-- Stated goal 1 --
Quote the listing below word for word, starting at its first line and stopping after the line that contains "bar-sonoma bbox=[265, 460, 1314, 553]".

-- Document excerpt --
»»

Doi Chang Dao from the road north to Fang, an interesting looking area that we knew nothing about or even if it was possible to get up there
poor shot of Indian Roller
even worse of Chestnut-backed Shrike
Taffon paddyfileds at dusk
Taffon sunset
28 December.  We were up at dawn and split up to more fully cover the paddyfields where we spent most of the morning.  It was a bit like crop bashing on an amazing Fair Isle and I saw Citrine Wagtail, Red-throated and 3 Richard’s Pipits, Lanceolated and 7 Dusky Warblers and 5 Little, 10 Crested and 40 Yellow-breasted Buntings.  Andrew also saw a Chestnut Bunting although didn’t see the Blossom-headed Parakeets the rest of us did.  We drove south stopping in various patches of roadside woodland where we saw Grey-headed Parakeet, Large Cuckoo-Shrike and Black-hooded Oriole.  North of Chang Mai we saw a sign to Mae Sa Waterfalls and diverted to spend the last couple of hours of daylight there.  This turned out to be an excellent move as although I only saw 8 species they included three species of Forktails, Plumbeous Redstart, River Chat and Blue Whistling Thrush – all new.  We ate in Chang Mai and drove up to the summit at Doi Pui where we camped.  Thankfully the army and police seemed to have moved on.
Taffon paddyfields
Mae Sa Waterfalls
Peter and Steve watching forktails
Black-backed Forktail
29 December.  We were up at dawn wandering around the summit at Doi Pui but with no success until Peter and Steve saw another White’s Thrush.  Andrew and I were most gripped and headed down after it, spending a couple of hours crashing through impenetrable unworkable habitat and nearly being charged by a large unseen beast.  Dejectedly we walked back up to the summit and flushed a/the White’s Thrush on the way!  Amazing.  I sat down by the plantation to wait for the others and had a brief view of what I thought was a male Red-flanked Bluetail but despite spending the rest of the day in the area we failed to get further views of either it or the thrush.  We returned to Chang Mai at dusk and to Ban Dan Kaeo to camp after we’d had a meal.
 
Fire-breasted Flowerpecker

30 December.  We woke at Ban Dan Kaeo at dawn to find we were surrounded by most of the villagers who were looking on with amazement as we packed up the tents.  We had a friendly chat with the local policeman telling him of the birds we had seen although this probably further convinced him that we were mad foreigners.  We saw little around the campsite and headed back up to Doi Poi to give the bluetail another try.  It failed to show causing a bit of self doubt to creep – had my views really ruled out a niltava?  We drove back down to Doi Suthep and spent an hour at the temple which was most impressive, if somewhat busy.  We finished the day walking down the trail which we had to ourselves.  Here I saw 8 new birds including Greater and Lesser Necklaced Laughingthrushes, Red-billed Scimitar Babbler, White-hooded Shrike-Babbler and Small Minivet.  Again we returned to Chang Mai to eat and then drove to Doi Inthanon.

««

Stored data entries
»»

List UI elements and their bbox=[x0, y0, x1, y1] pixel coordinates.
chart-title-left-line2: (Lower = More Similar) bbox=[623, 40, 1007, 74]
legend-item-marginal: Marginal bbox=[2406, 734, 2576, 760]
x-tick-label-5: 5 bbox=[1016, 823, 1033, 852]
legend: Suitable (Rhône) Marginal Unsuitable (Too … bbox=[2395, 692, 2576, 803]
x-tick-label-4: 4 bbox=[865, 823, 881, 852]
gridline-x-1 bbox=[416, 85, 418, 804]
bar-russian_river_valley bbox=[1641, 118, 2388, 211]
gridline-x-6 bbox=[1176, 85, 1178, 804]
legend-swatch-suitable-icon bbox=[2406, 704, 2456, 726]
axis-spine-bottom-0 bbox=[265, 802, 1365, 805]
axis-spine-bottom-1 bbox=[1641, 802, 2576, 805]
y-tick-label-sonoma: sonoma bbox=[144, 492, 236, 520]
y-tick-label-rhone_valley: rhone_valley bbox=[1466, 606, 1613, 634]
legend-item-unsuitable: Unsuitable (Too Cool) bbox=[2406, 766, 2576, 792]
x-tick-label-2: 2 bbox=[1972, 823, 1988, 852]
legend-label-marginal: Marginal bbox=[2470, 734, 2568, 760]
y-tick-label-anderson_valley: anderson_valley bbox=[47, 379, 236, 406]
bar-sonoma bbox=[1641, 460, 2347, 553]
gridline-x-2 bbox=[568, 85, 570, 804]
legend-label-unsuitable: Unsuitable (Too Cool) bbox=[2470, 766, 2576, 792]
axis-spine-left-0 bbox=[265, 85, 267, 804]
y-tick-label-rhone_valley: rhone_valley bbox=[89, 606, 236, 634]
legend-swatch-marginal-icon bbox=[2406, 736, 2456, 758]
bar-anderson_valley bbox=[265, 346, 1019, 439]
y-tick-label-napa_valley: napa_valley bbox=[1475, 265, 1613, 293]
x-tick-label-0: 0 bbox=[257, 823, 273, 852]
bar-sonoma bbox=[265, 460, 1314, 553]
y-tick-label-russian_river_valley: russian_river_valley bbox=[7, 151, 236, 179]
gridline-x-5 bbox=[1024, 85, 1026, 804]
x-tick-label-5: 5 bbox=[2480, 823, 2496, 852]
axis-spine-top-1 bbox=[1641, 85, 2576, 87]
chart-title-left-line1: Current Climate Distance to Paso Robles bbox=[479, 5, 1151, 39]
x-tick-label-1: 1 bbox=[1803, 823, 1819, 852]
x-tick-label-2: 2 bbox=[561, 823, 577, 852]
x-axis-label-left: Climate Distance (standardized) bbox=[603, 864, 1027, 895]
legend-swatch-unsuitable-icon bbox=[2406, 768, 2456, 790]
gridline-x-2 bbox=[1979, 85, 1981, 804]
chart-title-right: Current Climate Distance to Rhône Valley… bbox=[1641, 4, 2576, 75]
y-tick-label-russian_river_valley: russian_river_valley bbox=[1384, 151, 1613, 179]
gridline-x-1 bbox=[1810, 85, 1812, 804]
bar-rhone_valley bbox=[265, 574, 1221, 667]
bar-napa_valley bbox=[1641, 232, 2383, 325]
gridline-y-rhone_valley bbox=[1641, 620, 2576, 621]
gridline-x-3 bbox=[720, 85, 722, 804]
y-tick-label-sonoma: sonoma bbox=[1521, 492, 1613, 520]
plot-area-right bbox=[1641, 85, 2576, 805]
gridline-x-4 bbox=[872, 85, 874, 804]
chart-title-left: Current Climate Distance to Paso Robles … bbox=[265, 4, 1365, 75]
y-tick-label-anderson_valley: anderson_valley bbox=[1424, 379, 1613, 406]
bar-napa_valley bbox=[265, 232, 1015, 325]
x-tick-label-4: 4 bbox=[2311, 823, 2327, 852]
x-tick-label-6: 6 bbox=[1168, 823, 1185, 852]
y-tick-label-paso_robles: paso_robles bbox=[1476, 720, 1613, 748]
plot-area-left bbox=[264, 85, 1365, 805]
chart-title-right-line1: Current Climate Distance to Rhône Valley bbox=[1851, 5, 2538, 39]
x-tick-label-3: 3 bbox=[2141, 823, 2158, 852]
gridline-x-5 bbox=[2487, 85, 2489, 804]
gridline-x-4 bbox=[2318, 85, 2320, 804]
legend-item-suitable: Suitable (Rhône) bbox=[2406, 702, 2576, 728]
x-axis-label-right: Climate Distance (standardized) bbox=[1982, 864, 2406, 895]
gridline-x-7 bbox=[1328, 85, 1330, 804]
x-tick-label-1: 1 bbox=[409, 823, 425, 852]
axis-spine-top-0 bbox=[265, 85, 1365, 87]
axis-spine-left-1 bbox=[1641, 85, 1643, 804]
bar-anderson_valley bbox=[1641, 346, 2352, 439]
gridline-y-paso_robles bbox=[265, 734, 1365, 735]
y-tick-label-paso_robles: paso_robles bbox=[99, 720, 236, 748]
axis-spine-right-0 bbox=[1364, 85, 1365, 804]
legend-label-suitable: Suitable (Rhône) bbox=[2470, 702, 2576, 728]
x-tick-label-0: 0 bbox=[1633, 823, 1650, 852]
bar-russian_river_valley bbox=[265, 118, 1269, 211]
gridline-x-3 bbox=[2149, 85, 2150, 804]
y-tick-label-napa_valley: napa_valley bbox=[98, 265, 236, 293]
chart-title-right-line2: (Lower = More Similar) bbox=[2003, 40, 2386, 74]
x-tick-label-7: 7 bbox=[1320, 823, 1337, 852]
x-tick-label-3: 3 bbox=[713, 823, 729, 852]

««

-- Stated goal 2 --
Name every kind of bunting mentioned in the birding diary.

-- Correct output 1 --
List UI elements and their bbox=[x0, y0, x1, y1] pixel coordinates.
chart-title-left-line2: (Lower = More Similar) bbox=[623, 40, 1007, 74]
legend-item-marginal: Marginal bbox=[2406, 734, 2576, 760]
x-tick-label-5: 5 bbox=[1016, 823, 1033, 852]
legend: Suitable (Rhône) Marginal Unsuitable (Too … bbox=[2395, 692, 2576, 803]
x-tick-label-4: 4 bbox=[865, 823, 881, 852]
gridline-x-1 bbox=[416, 85, 418, 804]
bar-russian_river_valley bbox=[1641, 118, 2388, 211]
gridline-x-6 bbox=[1176, 85, 1178, 804]
legend-swatch-suitable-icon bbox=[2406, 704, 2456, 726]
axis-spine-bottom-0 bbox=[265, 802, 1365, 805]
axis-spine-bottom-1 bbox=[1641, 802, 2576, 805]
y-tick-label-sonoma: sonoma bbox=[144, 492, 236, 520]
y-tick-label-rhone_valley: rhone_valley bbox=[1466, 606, 1613, 634]
legend-item-unsuitable: Unsuitable (Too Cool) bbox=[2406, 766, 2576, 792]
x-tick-label-2: 2 bbox=[1972, 823, 1988, 852]
legend-label-marginal: Marginal bbox=[2470, 734, 2568, 760]
y-tick-label-anderson_valley: anderson_valley bbox=[47, 379, 236, 406]
bar-sonoma bbox=[1641, 460, 2347, 553]
gridline-x-2 bbox=[568, 85, 570, 804]
legend-label-unsuitable: Unsuitable (Too Cool) bbox=[2470, 766, 2576, 792]
axis-spine-left-0 bbox=[265, 85, 267, 804]
y-tick-label-rhone_valley: rhone_valley bbox=[89, 606, 236, 634]
legend-swatch-marginal-icon bbox=[2406, 736, 2456, 758]
bar-anderson_valley bbox=[265, 346, 1019, 439]
y-tick-label-napa_valley: napa_valley bbox=[1475, 265, 1613, 293]
x-tick-label-0: 0 bbox=[257, 823, 273, 852]
bar-sonoma bbox=[265, 460, 1314, 553]

-- Correct output 2 --
Little Bunting, Crested Bunting, Yellow-breasted Bunting, Chestnut Bunting